Hace unos 10 años, caminaba por el museo LACMA de Los Ángeles en compañía de una curadora y del director de otro museo quienes, al igual que yo, visitaban la ciudad. Hacíamos plática cortés, comentábamos las obras expuestas y, de vez en cuando, bromeábamos. Al entrar en una sala, vi una pintura de León Golub. Era la primera vez que me encontraba con una pieza suya y, desde ese momento, jamás he olvidado el nombre de aquel artista.
Mi sorpresa al mirar el cuadro fue comparable a sentir un alud de nieve caer encima de mí en pleno verano. Cuando me pude recuperar de la primera impresión, me di cuenta de que temblaba como si estuviera remojada de pies a cabeza. Frente a mí estaba una tela gigantesca de unos tres metros de alto por cuatro de ancho. A lo lejos, escuchaba la voz de mis acompañantes, quienes posiblemente discutían sobre sus cualidades estéticas y sobre la biografía del artista. Yo, en ese momento, sólo era consciente de un zumbido que parecía provenir de la tela.
León Golub fue un artista estadounidense, considerado como uno de los exponentes más importantes que renovaron el género conocido como pintura histórica. En formatos que rebasan las proporciones humanas, su trabajo pone al descubierto situaciones de conflicto y agresión masculina. Golub se sumó al grupo de artistas que protestaron contra la guerra de Vietnam y contra subsecuentes acciones de los Estados Unidos en Centroamérica. Realizó una serie de obras como respuesta a la guerra en la que perecieron dos millones y medio de indochinos.
El lienzo en el LACMA mostraba a dos guardias con garrotes en las manos y expresiones entre malignas y divertidas. Había un tercer hombre tirado en el piso con el rostro ensombrecido por el dolor y el miedo. El lenguaje corporal de los guardias era violento y me remitía, como espectadora, a una escena de tortura. Las dimensiones y la manera en que, Golub, aplicó la pintura multiplicaban, por mucho, el efecto de brutalidad. Al contemplar la obra, me faltaba el aire y sentía como si el alma se me escapara del cuerpo.

## Tarea
Copia literalmente el fragmento del texto sobre la pintura de León Golub que va desde "El lienzo en" hasta "escapara del cuerpo.", ambos incluidos.

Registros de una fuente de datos
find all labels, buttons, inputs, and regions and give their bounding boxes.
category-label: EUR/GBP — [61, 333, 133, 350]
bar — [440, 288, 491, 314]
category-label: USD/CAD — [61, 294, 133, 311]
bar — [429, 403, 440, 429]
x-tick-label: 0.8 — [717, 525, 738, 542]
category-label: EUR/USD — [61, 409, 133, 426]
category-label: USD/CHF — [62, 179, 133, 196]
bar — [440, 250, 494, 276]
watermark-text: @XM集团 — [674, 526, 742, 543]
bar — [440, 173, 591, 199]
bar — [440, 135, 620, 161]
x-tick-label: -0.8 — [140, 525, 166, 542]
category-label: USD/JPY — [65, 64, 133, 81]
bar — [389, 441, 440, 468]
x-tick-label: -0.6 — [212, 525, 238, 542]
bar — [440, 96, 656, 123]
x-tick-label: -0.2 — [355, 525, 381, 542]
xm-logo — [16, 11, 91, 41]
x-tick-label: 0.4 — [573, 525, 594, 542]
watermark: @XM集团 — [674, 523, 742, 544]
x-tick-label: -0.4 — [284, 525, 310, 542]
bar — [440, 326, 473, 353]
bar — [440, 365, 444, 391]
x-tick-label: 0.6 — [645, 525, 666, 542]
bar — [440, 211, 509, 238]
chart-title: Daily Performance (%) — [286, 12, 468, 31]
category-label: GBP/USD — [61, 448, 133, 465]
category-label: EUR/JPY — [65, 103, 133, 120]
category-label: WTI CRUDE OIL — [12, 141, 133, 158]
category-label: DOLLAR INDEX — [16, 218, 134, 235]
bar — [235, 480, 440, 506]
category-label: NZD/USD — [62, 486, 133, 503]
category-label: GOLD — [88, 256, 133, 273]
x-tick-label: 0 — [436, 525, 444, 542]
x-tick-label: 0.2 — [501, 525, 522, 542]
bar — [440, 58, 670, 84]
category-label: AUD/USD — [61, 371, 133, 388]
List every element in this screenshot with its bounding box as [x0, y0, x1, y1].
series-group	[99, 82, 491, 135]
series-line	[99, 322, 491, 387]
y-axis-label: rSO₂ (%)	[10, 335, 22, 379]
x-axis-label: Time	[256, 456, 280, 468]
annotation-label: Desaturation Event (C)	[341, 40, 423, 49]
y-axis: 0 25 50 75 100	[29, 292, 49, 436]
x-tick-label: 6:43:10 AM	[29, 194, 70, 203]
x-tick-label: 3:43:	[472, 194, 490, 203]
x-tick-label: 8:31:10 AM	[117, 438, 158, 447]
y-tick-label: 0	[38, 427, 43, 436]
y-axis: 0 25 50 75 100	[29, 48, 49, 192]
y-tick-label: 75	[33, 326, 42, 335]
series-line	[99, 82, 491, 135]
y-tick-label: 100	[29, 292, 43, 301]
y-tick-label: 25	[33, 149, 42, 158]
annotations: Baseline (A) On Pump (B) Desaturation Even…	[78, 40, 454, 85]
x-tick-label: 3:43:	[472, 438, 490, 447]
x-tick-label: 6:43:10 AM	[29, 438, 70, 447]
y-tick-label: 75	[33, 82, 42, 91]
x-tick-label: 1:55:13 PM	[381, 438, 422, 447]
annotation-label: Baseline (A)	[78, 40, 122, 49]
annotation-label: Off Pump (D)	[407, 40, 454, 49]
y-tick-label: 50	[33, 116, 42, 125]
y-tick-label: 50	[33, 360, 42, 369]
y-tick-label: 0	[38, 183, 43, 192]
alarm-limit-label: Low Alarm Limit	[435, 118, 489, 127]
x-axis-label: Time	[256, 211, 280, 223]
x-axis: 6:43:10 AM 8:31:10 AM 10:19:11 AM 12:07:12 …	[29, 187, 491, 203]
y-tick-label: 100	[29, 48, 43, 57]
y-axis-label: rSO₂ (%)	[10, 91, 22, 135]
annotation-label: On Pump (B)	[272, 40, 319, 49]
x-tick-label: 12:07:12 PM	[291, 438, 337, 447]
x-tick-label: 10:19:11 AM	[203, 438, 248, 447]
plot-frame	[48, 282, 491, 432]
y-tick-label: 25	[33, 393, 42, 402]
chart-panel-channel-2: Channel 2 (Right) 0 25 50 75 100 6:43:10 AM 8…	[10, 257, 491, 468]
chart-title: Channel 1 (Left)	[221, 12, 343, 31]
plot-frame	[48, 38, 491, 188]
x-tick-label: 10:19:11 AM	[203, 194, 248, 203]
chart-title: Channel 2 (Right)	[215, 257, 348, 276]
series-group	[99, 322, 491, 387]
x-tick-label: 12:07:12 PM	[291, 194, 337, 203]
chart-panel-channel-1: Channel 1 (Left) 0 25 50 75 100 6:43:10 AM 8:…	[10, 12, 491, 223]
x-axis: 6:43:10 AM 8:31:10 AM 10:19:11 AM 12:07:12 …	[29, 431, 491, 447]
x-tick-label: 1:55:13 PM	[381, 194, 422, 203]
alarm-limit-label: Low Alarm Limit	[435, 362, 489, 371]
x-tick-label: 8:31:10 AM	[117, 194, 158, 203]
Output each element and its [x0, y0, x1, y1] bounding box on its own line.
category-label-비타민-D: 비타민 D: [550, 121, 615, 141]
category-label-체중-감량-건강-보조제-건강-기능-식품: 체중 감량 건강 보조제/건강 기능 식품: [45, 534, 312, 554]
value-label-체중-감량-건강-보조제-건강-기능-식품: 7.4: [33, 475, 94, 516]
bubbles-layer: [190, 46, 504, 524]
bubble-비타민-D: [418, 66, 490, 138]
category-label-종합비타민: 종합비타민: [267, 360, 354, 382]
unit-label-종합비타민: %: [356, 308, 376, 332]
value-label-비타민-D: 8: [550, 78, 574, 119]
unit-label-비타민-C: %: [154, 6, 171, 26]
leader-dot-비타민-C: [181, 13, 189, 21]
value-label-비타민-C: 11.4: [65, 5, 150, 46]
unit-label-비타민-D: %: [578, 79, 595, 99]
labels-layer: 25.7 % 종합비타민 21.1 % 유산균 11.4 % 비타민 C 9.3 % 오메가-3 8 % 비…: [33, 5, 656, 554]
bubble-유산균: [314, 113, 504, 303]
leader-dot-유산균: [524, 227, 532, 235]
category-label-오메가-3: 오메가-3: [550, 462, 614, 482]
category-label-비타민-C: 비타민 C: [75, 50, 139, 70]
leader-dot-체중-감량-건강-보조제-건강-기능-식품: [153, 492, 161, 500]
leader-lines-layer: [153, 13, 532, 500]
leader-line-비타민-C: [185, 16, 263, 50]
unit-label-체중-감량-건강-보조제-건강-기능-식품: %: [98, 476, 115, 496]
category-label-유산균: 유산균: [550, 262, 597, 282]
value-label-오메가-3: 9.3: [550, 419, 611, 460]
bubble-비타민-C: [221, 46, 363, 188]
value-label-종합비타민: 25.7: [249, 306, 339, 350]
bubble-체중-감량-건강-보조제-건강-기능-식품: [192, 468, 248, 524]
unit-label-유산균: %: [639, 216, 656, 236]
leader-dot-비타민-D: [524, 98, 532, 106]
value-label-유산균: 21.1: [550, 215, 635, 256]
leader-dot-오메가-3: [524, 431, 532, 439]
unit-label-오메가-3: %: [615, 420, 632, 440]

## Respuesta
El lienzo en el LACMA mostraba a dos guardias con garrotes en las manos y expresiones entre malignas y divertidas. Había un tercer hombre tirado en el piso con el rostro ensombrecido por el dolor y el miedo. El lenguaje corporal de los guardias era violento y me remitía, como espectadora, a una escena de tortura. Las dimensiones y la manera en que, Golub, aplicó la pintura multiplicaban, por mucho, el efecto de brutalidad. Al contemplar la obra, me faltaba el aire y sentía como si el alma se me escapara del cuerpo.